● Exercise brief
Copy out the records precisely, omitting pictures.
+-------+
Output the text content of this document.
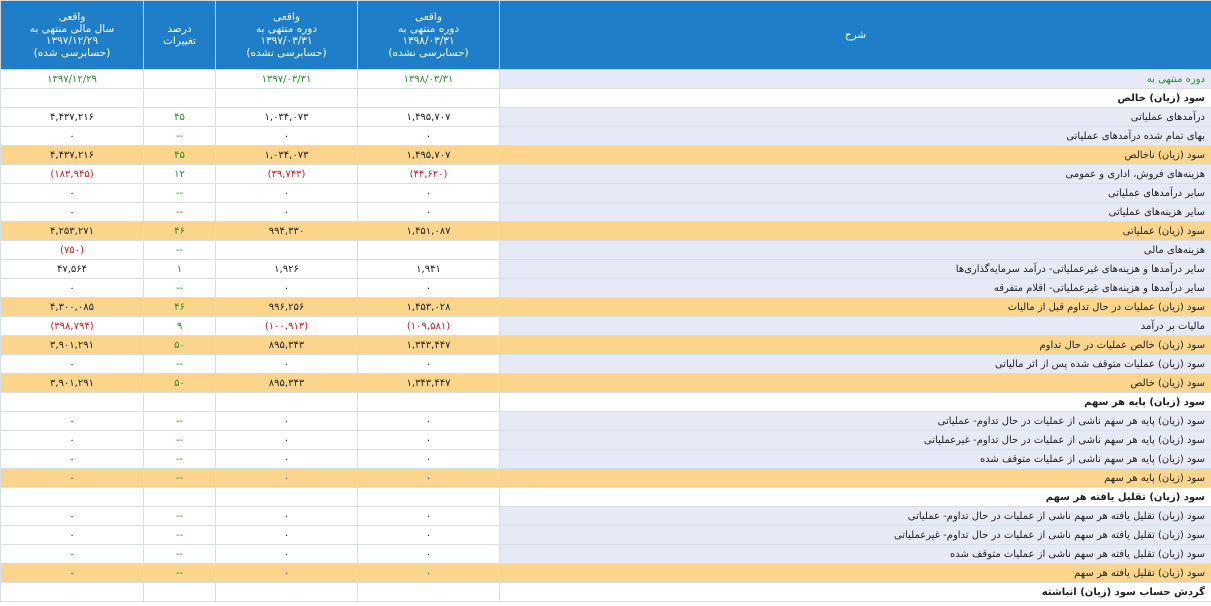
شرح	واقعی
دوره منتهی به
۱۳۹۸/۰۳/۳۱
(حسابرسی نشده)	واقعی
دوره منتهی به
۱۳۹۷/۰۳/۳۱
(حسابرسی نشده)	درصد
تغییرات	واقعی
سال مالی منتهی به
۱۳۹۷/۱۲/۲۹
(حسابرسی شده)

دوره منتهی به	۱۳۹۸/۰۳/۳۱	۱۳۹۷/۰۳/۳۱		۱۳۹۷/۱۲/۲۹
سود (زیان) خالص				
درآمدهای عملیاتی	۱,۴۹۵,۷۰۷	۱,۰۳۴,۰۷۳	۴۵	۴,۴۳۷,۲۱۶
بهای تمام شده درآمدهای عملیاتی	۰	۰	--	۰
سود (زیان) ناخالص	۱,۴۹۵,۷۰۷	۱,۰۳۴,۰۷۳	۴۵	۴,۴۳۷,۲۱۶
هزینه‌های فروش، اداری و عمومی	(۴۴,۶۲۰)	(۳۹,۷۴۳)	۱۲	(۱۸۳,۹۴۵)
سایر درآمدهای عملیاتی	۰	۰	--	۰
سایر هزینه‌های عملیاتی	۰	۰	--	۰
سود (زیان) عملیاتی	۱,۴۵۱,۰۸۷	۹۹۴,۳۳۰	۴۶	۴,۲۵۳,۲۷۱
هزینه‌های مالی			--	(۷۵۰)
سایر درآمدها و هزینه‌های غیرعملیاتی- درآمد سرمایه‌گذاری‌ها	۱,۹۴۱	۱,۹۲۶	۱	۴۷,۵۶۴
سایر درآمدها و هزینه‌های غیرعملیاتی- اقلام متفرقه	۰	۰	--	۰
سود (زیان) عملیات در حال تداوم قبل از مالیات	۱,۴۵۳,۰۲۸	۹۹۶,۲۵۶	۴۶	۴,۳۰۰,۰۸۵
مالیات بر درآمد	(۱۰۹,۵۸۱)	(۱۰۰,۹۱۳)	۹	(۳۹۸,۷۹۴)
سود (زیان) خالص عملیات در حال تداوم	۱,۳۴۳,۴۴۷	۸۹۵,۳۴۳	۵۰	۳,۹۰۱,۲۹۱
سود (زیان) عملیات متوقف شده پس از اثر مالیاتی	۰	۰	--	۰
سود (زیان) خالص	۱,۳۴۳,۴۴۷	۸۹۵,۳۴۳	۵۰	۳,۹۰۱,۲۹۱
سود (زیان) پایه هر سهم				
سود (زیان) پایه هر سهم ناشی از عملیات در حال تداوم- عملیاتی	۰	۰	--	۰
سود (زیان) پایه هر سهم ناشی از عملیات در حال تداوم- غیرعملیاتی	۰	۰	--	۰
سود (زیان) پایه هر سهم ناشی از عملیات متوقف شده	۰	۰	--	۰
سود (زیان) پایه هر سهم	۰	۰	--	۰
سود (زیان) تقلیل یافته هر سهم				
سود (زیان) تقلیل یافته هر سهم ناشی از عملیات در حال تداوم- عملیاتی	۰	۰	--	۰
سود (زیان) تقلیل یافته هر سهم ناشی از عملیات در حال تداوم- غیرعملیاتی	۰	۰	--	۰
سود (زیان) تقلیل یافته هر سهم ناشی از عملیات متوقف شده	۰	۰	--	۰
سود (زیان) تقلیل یافته هر سهم	۰	۰	--	۰
گردش حساب سود (زیان) انباشته				
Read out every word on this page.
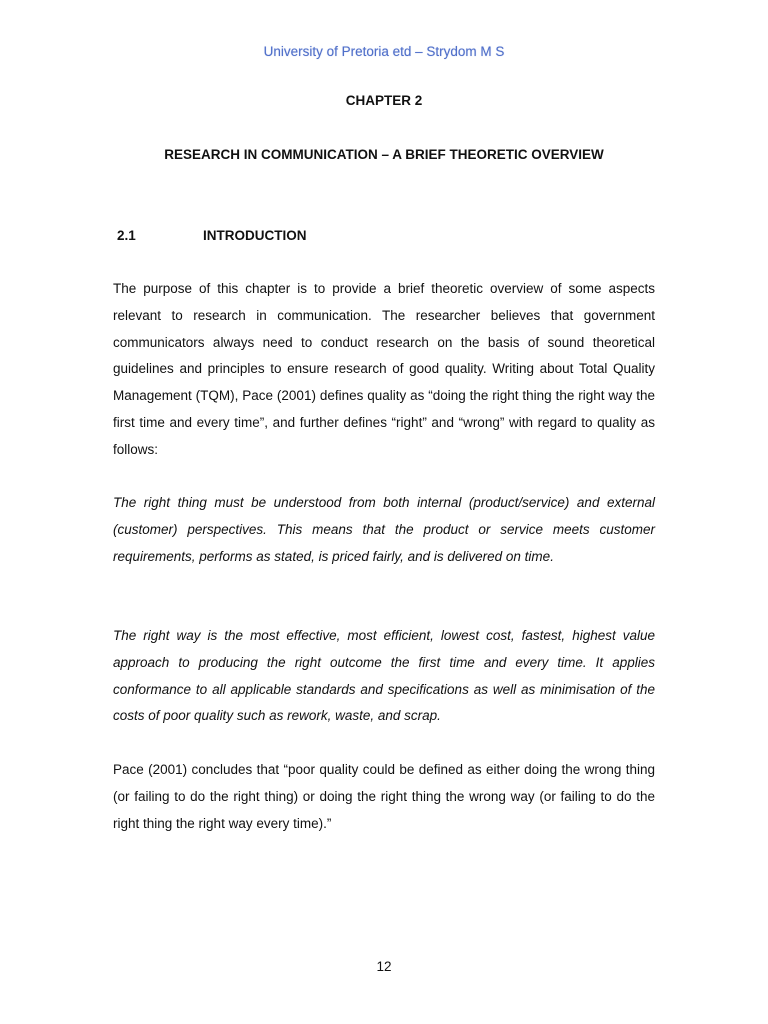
University of Pretoria etd – Strydom M S
CHAPTER 2
RESEARCH IN COMMUNICATION – A BRIEF THEORETIC OVERVIEW
2.1	INTRODUCTION

The purpose of this chapter is to provide a brief theoretic overview of some aspects relevant to research in communication. The researcher believes that government communicators always need to conduct research on the basis of sound theoretical guidelines and principles to ensure research of good quality. Writing about Total Quality Management (TQM), Pace (2001) defines quality as “doing the right thing the right way the first time and every time”, and further defines “right” and “wrong” with regard to quality as follows:

The right thing must be understood from both internal (product/service) and external (customer) perspectives. This means that the product or service meets customer requirements, performs as stated, is priced fairly, and is delivered on time.

The right way is the most effective, most efficient, lowest cost, fastest, highest value approach to producing the right outcome the first time and every time. It applies conformance to all applicable standards and specifications as well as minimisation of the costs of poor quality such as rework, waste, and scrap.

Pace (2001) concludes that “poor quality could be defined as either doing the wrong thing (or failing to do the right thing) or doing the right thing the wrong way (or failing to do the right thing the right way every time).”

12
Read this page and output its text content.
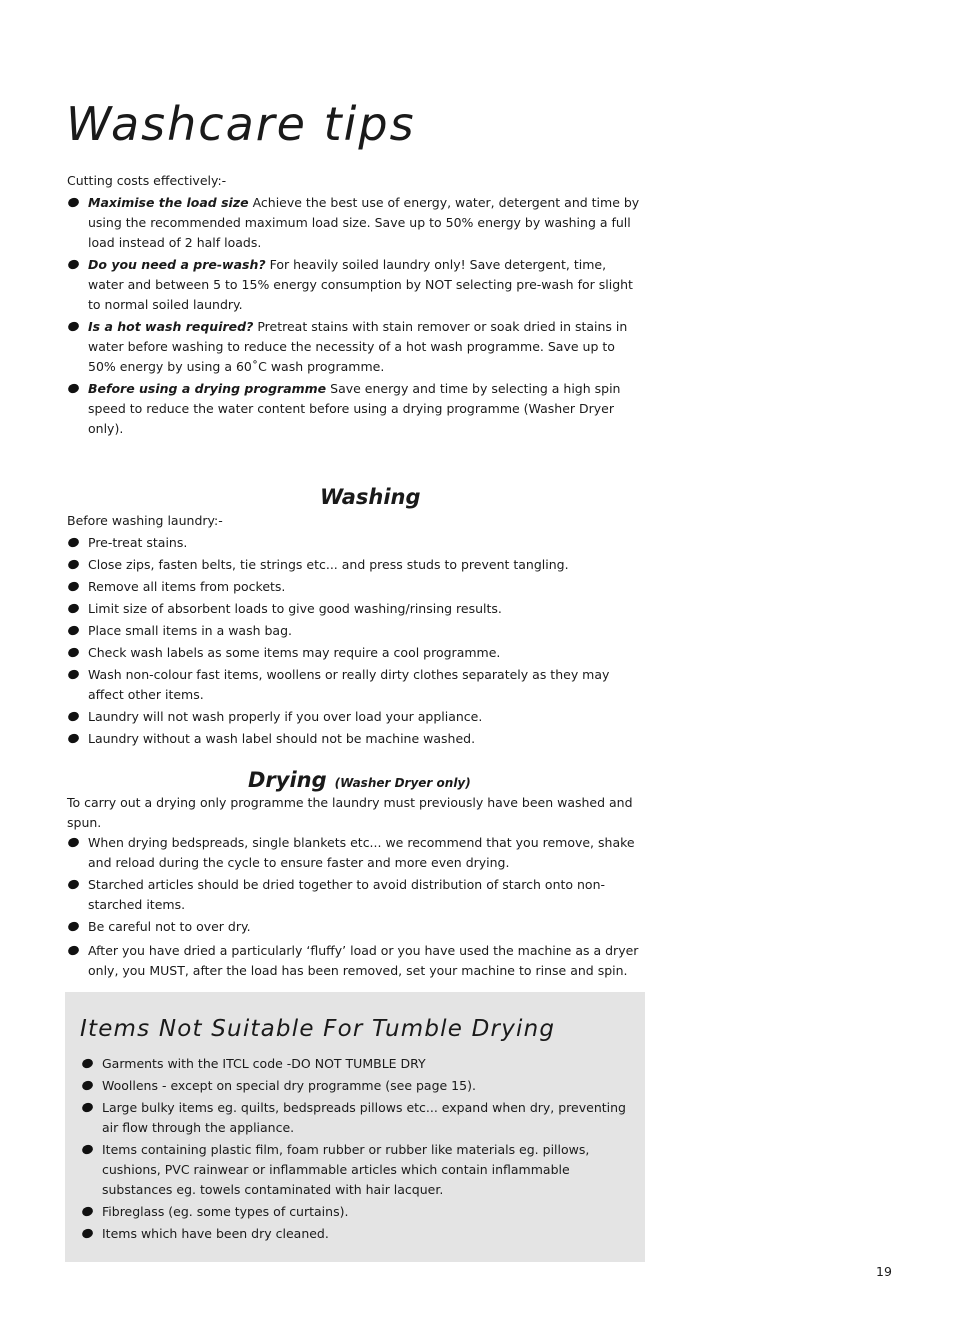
Washcare tips

Cutting costs effectively:-

Maximise the load size Achieve the best use of energy, water, detergent and time by using the recommended maximum load size. Save up to 50% energy by washing a full load instead of 2 half loads.
Do you need a pre-wash? For heavily soiled laundry only! Save detergent, time, water and between 5 to 15% energy consumption by NOT selecting pre-wash for slight to normal soiled laundry.
Is a hot wash required? Pretreat stains with stain remover or soak dried in stains in water before washing to reduce the necessity of a hot wash programme. Save up to 50% energy by using a 60˚C wash programme.
Before using a drying programme Save energy and time by selecting a high spin speed to reduce the water content before using a drying programme (Washer Dryer only).
Washing

Before washing laundry:-

Pre-treat stains.
Close zips, fasten belts, tie strings etc... and press studs to prevent tangling.
Remove all items from pockets.
Limit size of absorbent loads to give good washing/rinsing results.
Place small items in a wash bag.
Check wash labels as some items may require a cool programme.
Wash non-colour fast items, woollens or really dirty clothes separately as they may affect other items.
Laundry will not wash properly if you over load your appliance.
Laundry without a wash label should not be machine washed.
Drying (Washer Dryer only)

To carry out a drying only programme the laundry must previously have been washed and spun.

When drying bedspreads, single blankets etc... we recommend that you remove, shake and reload during the cycle to ensure faster and more even drying.
Starched articles should be dried together to avoid distribution of starch onto non-starched items.
Be careful not to over dry.
After you have dried a particularly ‘fluffy’ load or you have used the machine as a dryer only, you MUST, after the load has been removed, set your machine to rinse and spin.
Items Not Suitable For Tumble Drying
Garments with the ITCL code -DO NOT TUMBLE DRY
Woollens - except on special dry programme (see page 15).
Large bulky items eg. quilts, bedspreads pillows etc... expand when dry, preventing air flow through the appliance.
Items containing plastic film, foam rubber or rubber like materials eg. pillows, cushions, PVC rainwear or inflammable articles which contain inflammable substances eg. towels contaminated with hair lacquer.
Fibreglass (eg. some types of curtains).
Items which have been dry cleaned.
19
+-------+
● Full answer
Output the text content of this document.
شرح	واقعی
دوره منتهی به
۱۳۹۸/۰۳/۳۱
(حسابرسی نشده)	واقعی
دوره منتهی به
۱۳۹۷/۰۳/۳۱
(حسابرسی نشده)	درصد
تغییرات	واقعی
سال مالی منتهی به
۱۳۹۷/۱۲/۲۹
(حسابرسی شده)

دوره منتهی به	۱۳۹۸/۰۳/۳۱	۱۳۹۷/۰۳/۳۱		۱۳۹۷/۱۲/۲۹
سود (زیان) خالص				
درآمدهای عملیاتی	۱,۴۹۵,۷۰۷	۱,۰۳۴,۰۷۳	۴۵	۴,۴۳۷,۲۱۶
بهای تمام شده درآمدهای عملیاتی	۰	۰	--	۰
سود (زیان) ناخالص	۱,۴۹۵,۷۰۷	۱,۰۳۴,۰۷۳	۴۵	۴,۴۳۷,۲۱۶
هزینه‌های فروش، اداری و عمومی	(۴۴,۶۲۰)	(۳۹,۷۴۳)	۱۲	(۱۸۳,۹۴۵)
سایر درآمدهای عملیاتی	۰	۰	--	۰
سایر هزینه‌های عملیاتی	۰	۰	--	۰
سود (زیان) عملیاتی	۱,۴۵۱,۰۸۷	۹۹۴,۳۳۰	۴۶	۴,۲۵۳,۲۷۱
هزینه‌های مالی			--	(۷۵۰)
سایر درآمدها و هزینه‌های غیرعملیاتی- درآمد سرمایه‌گذاری‌ها	۱,۹۴۱	۱,۹۲۶	۱	۴۷,۵۶۴
سایر درآمدها و هزینه‌های غیرعملیاتی- اقلام متفرقه	۰	۰	--	۰
سود (زیان) عملیات در حال تداوم قبل از مالیات	۱,۴۵۳,۰۲۸	۹۹۶,۲۵۶	۴۶	۴,۳۰۰,۰۸۵
مالیات بر درآمد	(۱۰۹,۵۸۱)	(۱۰۰,۹۱۳)	۹	(۳۹۸,۷۹۴)
سود (زیان) خالص عملیات در حال تداوم	۱,۳۴۳,۴۴۷	۸۹۵,۳۴۳	۵۰	۳,۹۰۱,۲۹۱
سود (زیان) عملیات متوقف شده پس از اثر مالیاتی	۰	۰	--	۰
سود (زیان) خالص	۱,۳۴۳,۴۴۷	۸۹۵,۳۴۳	۵۰	۳,۹۰۱,۲۹۱
سود (زیان) پایه هر سهم				
سود (زیان) پایه هر سهم ناشی از عملیات در حال تداوم- عملیاتی	۰	۰	--	۰
سود (زیان) پایه هر سهم ناشی از عملیات در حال تداوم- غیرعملیاتی	۰	۰	--	۰
سود (زیان) پایه هر سهم ناشی از عملیات متوقف شده	۰	۰	--	۰
سود (زیان) پایه هر سهم	۰	۰	--	۰
سود (زیان) تقلیل یافته هر سهم				
سود (زیان) تقلیل یافته هر سهم ناشی از عملیات در حال تداوم- عملیاتی	۰	۰	--	۰
سود (زیان) تقلیل یافته هر سهم ناشی از عملیات در حال تداوم- غیرعملیاتی	۰	۰	--	۰
سود (زیان) تقلیل یافته هر سهم ناشی از عملیات متوقف شده	۰	۰	--	۰
سود (زیان) تقلیل یافته هر سهم	۰	۰	--	۰
گردش حساب سود (زیان) انباشته				
Read out every word on this page.
University of Pretoria etd – Strydom M S
CHAPTER 2
RESEARCH IN COMMUNICATION – A BRIEF THEORETIC OVERVIEW
2.1	INTRODUCTION

The purpose of this chapter is to provide a brief theoretic overview of some aspects relevant to research in communication. The researcher believes that government communicators always need to conduct research on the basis of sound theoretical guidelines and principles to ensure research of good quality. Writing about Total Quality Management (TQM), Pace (2001) defines quality as “doing the right thing the right way the first time and every time”, and further defines “right” and “wrong” with regard to quality as follows:

The right thing must be understood from both internal (product/service) and external (customer) perspectives. This means that the product or service meets customer requirements, performs as stated, is priced fairly, and is delivered on time.

The right way is the most effective, most efficient, lowest cost, fastest, highest value approach to producing the right outcome the first time and every time. It applies conformance to all applicable standards and specifications as well as minimisation of the costs of poor quality such as rework, waste, and scrap.

Pace (2001) concludes that “poor quality could be defined as either doing the wrong thing (or failing to do the right thing) or doing the right thing the wrong way (or failing to do the right thing the right way every time).”

12
Read this page and output its text content.
Washcare tips

Cutting costs effectively:-

Maximise the load size Achieve the best use of energy, water, detergent and time by using the recommended maximum load size. Save up to 50% energy by washing a full load instead of 2 half loads.
Do you need a pre-wash? For heavily soiled laundry only! Save detergent, time, water and between 5 to 15% energy consumption by NOT selecting pre-wash for slight to normal soiled laundry.
Is a hot wash required? Pretreat stains with stain remover or soak dried in stains in water before washing to reduce the necessity of a hot wash programme. Save up to 50% energy by using a 60˚C wash programme.
Before using a drying programme Save energy and time by selecting a high spin speed to reduce the water content before using a drying programme (Washer Dryer only).
Washing

Before washing laundry:-

Pre-treat stains.
Close zips, fasten belts, tie strings etc... and press studs to prevent tangling.
Remove all items from pockets.
Limit size of absorbent loads to give good washing/rinsing results.
Place small items in a wash bag.
Check wash labels as some items may require a cool programme.
Wash non-colour fast items, woollens or really dirty clothes separately as they may affect other items.
Laundry will not wash properly if you over load your appliance.
Laundry without a wash label should not be machine washed.
Drying (Washer Dryer only)

To carry out a drying only programme the laundry must previously have been washed and spun.

When drying bedspreads, single blankets etc... we recommend that you remove, shake and reload during the cycle to ensure faster and more even drying.
Starched articles should be dried together to avoid distribution of starch onto non-starched items.
Be careful not to over dry.
After you have dried a particularly ‘fluffy’ load or you have used the machine as a dryer only, you MUST, after the load has been removed, set your machine to rinse and spin.
Items Not Suitable For Tumble Drying
Garments with the ITCL code -DO NOT TUMBLE DRY
Woollens - except on special dry programme (see page 15).
Large bulky items eg. quilts, bedspreads pillows etc... expand when dry, preventing air flow through the appliance.
Items containing plastic film, foam rubber or rubber like materials eg. pillows, cushions, PVC rainwear or inflammable articles which contain inflammable substances eg. towels contaminated with hair lacquer.
Fibreglass (eg. some types of curtains).
Items which have been dry cleaned.
19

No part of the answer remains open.